• _Objective_
Leave out the pictures and transcribe the rest of the records exactly.

• _Raw records_
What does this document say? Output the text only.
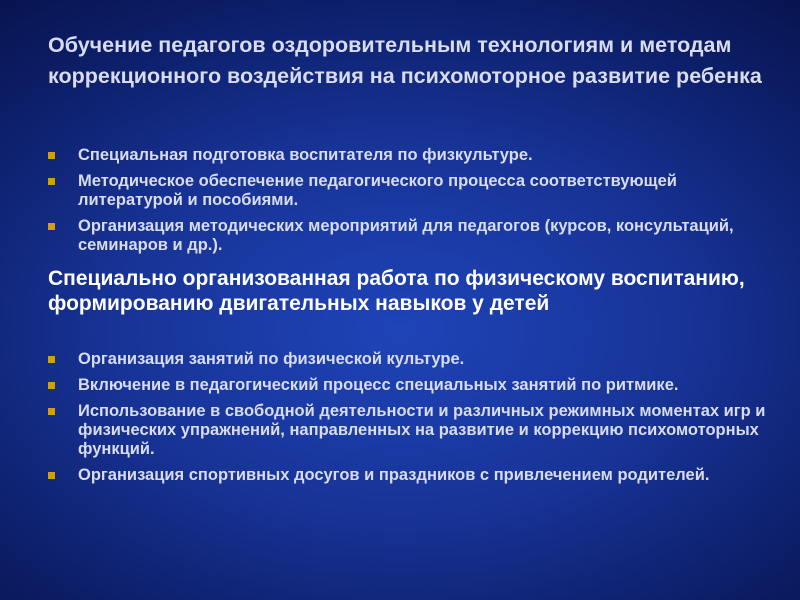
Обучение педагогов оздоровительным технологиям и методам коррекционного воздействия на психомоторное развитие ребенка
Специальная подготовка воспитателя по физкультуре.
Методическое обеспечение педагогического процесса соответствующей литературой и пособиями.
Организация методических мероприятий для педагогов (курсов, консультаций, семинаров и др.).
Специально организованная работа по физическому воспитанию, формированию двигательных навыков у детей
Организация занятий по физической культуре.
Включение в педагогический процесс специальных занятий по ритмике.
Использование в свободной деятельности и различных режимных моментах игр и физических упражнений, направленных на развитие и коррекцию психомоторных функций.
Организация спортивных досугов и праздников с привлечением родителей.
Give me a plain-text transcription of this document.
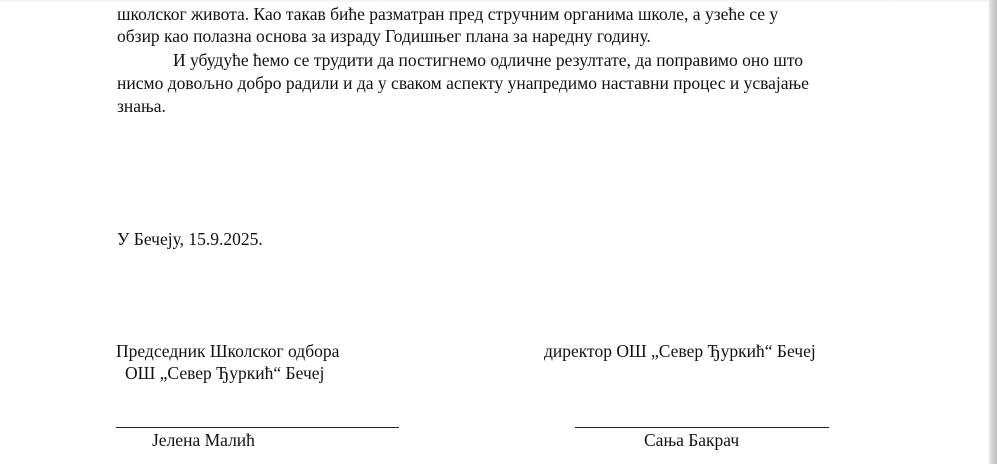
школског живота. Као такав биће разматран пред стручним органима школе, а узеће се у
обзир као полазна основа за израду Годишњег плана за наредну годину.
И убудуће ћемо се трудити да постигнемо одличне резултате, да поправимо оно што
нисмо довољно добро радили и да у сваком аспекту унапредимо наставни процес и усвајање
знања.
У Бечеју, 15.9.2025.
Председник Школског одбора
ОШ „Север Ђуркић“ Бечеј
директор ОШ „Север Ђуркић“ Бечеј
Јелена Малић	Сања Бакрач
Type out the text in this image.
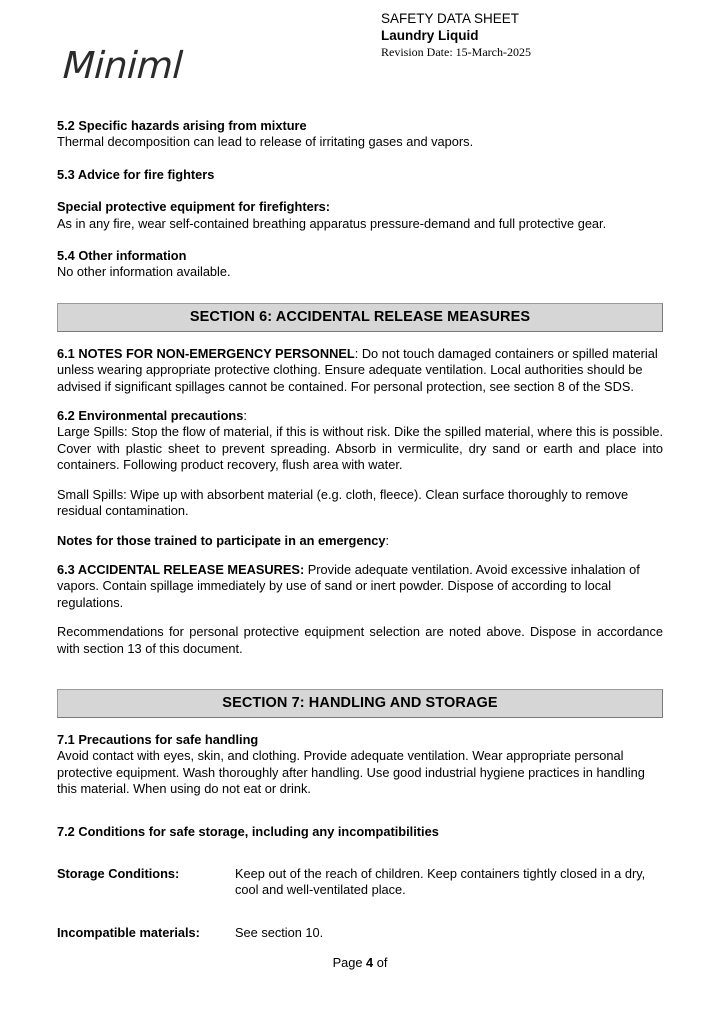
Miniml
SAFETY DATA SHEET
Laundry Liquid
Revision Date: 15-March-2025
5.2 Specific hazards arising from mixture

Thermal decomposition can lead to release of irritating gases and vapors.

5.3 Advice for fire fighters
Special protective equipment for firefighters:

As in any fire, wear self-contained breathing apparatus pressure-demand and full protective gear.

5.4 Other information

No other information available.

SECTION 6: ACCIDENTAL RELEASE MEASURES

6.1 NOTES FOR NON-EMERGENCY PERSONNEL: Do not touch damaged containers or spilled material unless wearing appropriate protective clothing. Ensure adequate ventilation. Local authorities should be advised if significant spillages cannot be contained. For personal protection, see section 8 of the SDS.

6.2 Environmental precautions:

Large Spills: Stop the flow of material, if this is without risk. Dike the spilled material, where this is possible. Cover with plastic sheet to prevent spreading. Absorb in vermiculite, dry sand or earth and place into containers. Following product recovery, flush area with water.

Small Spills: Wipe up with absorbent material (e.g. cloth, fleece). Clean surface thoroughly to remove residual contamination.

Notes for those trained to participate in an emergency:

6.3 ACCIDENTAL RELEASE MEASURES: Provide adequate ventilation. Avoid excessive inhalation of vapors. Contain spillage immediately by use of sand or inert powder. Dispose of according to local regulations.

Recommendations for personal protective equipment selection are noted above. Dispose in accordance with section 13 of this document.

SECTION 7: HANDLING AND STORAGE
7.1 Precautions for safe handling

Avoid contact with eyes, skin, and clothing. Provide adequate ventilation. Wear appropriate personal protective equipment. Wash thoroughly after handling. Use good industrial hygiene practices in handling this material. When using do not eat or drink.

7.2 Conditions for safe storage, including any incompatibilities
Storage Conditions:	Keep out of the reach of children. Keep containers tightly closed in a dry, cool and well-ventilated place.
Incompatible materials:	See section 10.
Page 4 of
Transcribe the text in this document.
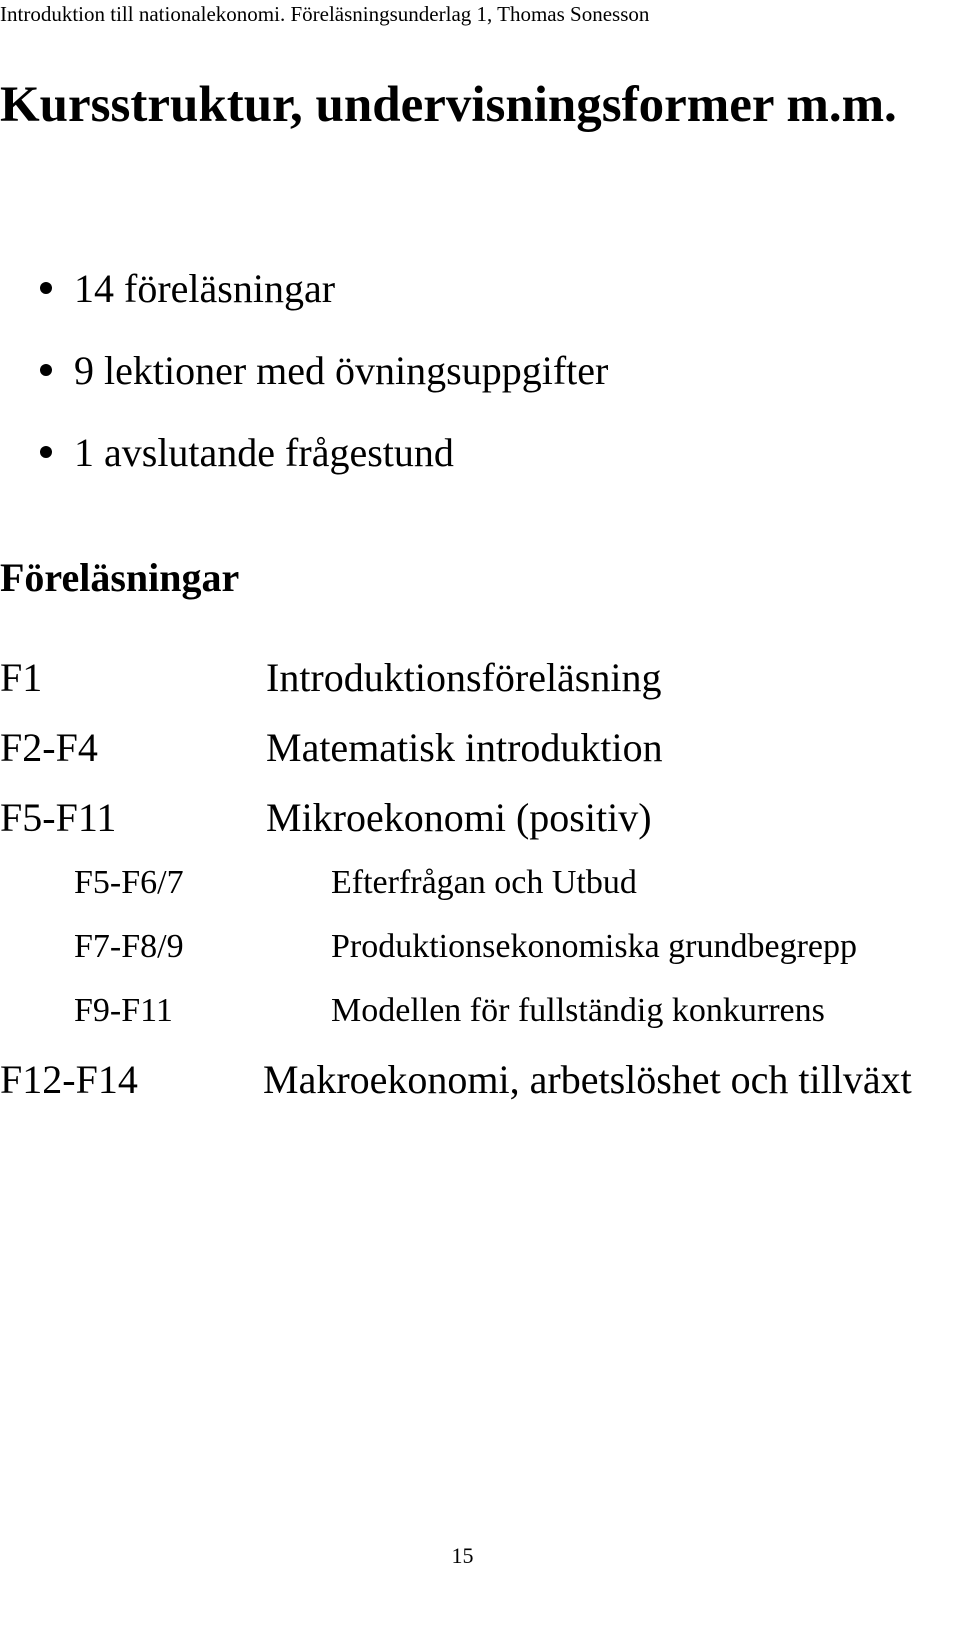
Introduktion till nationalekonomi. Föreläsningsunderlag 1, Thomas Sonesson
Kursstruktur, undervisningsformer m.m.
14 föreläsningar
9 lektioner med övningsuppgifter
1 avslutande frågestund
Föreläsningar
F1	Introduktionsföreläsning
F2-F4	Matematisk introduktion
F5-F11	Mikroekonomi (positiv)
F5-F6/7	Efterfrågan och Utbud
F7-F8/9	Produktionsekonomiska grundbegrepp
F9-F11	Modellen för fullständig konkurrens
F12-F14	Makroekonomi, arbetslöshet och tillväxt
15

• _Solution to this task_
What does this document say? Output the text only.
Обучение педагогов оздоровительным технологиям и методам коррекционного воздействия на психомоторное развитие ребенка
Специальная подготовка воспитателя по физкультуре.
Методическое обеспечение педагогического процесса соответствующей литературой и пособиями.
Организация методических мероприятий для педагогов (курсов, консультаций, семинаров и др.).
Специально организованная работа по физическому воспитанию, формированию двигательных навыков у детей
Организация занятий по физической культуре.
Включение в педагогический процесс специальных занятий по ритмике.
Использование в свободной деятельности и различных режимных моментах игр и физических упражнений, направленных на развитие и коррекцию психомоторных функций.
Организация спортивных досугов и праздников с привлечением родителей.
Give me a plain-text transcription of this document.
школског живота. Као такав биће разматран пред стручним органима школе, а узеће се у
обзир као полазна основа за израду Годишњег плана за наредну годину.
И убудуће ћемо се трудити да постигнемо одличне резултате, да поправимо оно што
нисмо довољно добро радили и да у сваком аспекту унапредимо наставни процес и усвајање
знања.
У Бечеју, 15.9.2025.
Председник Школског одбора
ОШ „Север Ђуркић“ Бечеј
директор ОШ „Север Ђуркић“ Бечеј
Јелена Малић	Сања Бакрач
Type out the text in this image.
Miniml
SAFETY DATA SHEET
Laundry Liquid
Revision Date: 15-March-2025
5.2 Specific hazards arising from mixture

Thermal decomposition can lead to release of irritating gases and vapors.

5.3 Advice for fire fighters
Special protective equipment for firefighters:

As in any fire, wear self-contained breathing apparatus pressure-demand and full protective gear.

5.4 Other information

No other information available.

SECTION 6: ACCIDENTAL RELEASE MEASURES

6.1 NOTES FOR NON-EMERGENCY PERSONNEL: Do not touch damaged containers or spilled material unless wearing appropriate protective clothing. Ensure adequate ventilation. Local authorities should be advised if significant spillages cannot be contained. For personal protection, see section 8 of the SDS.

6.2 Environmental precautions:

Large Spills: Stop the flow of material, if this is without risk. Dike the spilled material, where this is possible. Cover with plastic sheet to prevent spreading. Absorb in vermiculite, dry sand or earth and place into containers. Following product recovery, flush area with water.

Small Spills: Wipe up with absorbent material (e.g. cloth, fleece). Clean surface thoroughly to remove residual contamination.

Notes for those trained to participate in an emergency:

6.3 ACCIDENTAL RELEASE MEASURES: Provide adequate ventilation. Avoid excessive inhalation of vapors. Contain spillage immediately by use of sand or inert powder. Dispose of according to local regulations.

Recommendations for personal protective equipment selection are noted above. Dispose in accordance with section 13 of this document.

SECTION 7: HANDLING AND STORAGE
7.1 Precautions for safe handling

Avoid contact with eyes, skin, and clothing. Provide adequate ventilation. Wear appropriate personal protective equipment. Wash thoroughly after handling. Use good industrial hygiene practices in handling this material. When using do not eat or drink.

7.2 Conditions for safe storage, including any incompatibilities
Storage Conditions:	Keep out of the reach of children. Keep containers tightly closed in a dry, cool and well-ventilated place.
Incompatible materials:	See section 10.
Page 4 of
Transcribe the text in this document.
Introduktion till nationalekonomi. Föreläsningsunderlag 1, Thomas Sonesson
Kursstruktur, undervisningsformer m.m.
14 föreläsningar
9 lektioner med övningsuppgifter
1 avslutande frågestund
Föreläsningar
F1	Introduktionsföreläsning
F2-F4	Matematisk introduktion
F5-F11	Mikroekonomi (positiv)
F5-F6/7	Efterfrågan och Utbud
F7-F8/9	Produktionsekonomiska grundbegrepp
F9-F11	Modellen för fullständig konkurrens
F12-F14	Makroekonomi, arbetslöshet och tillväxt
15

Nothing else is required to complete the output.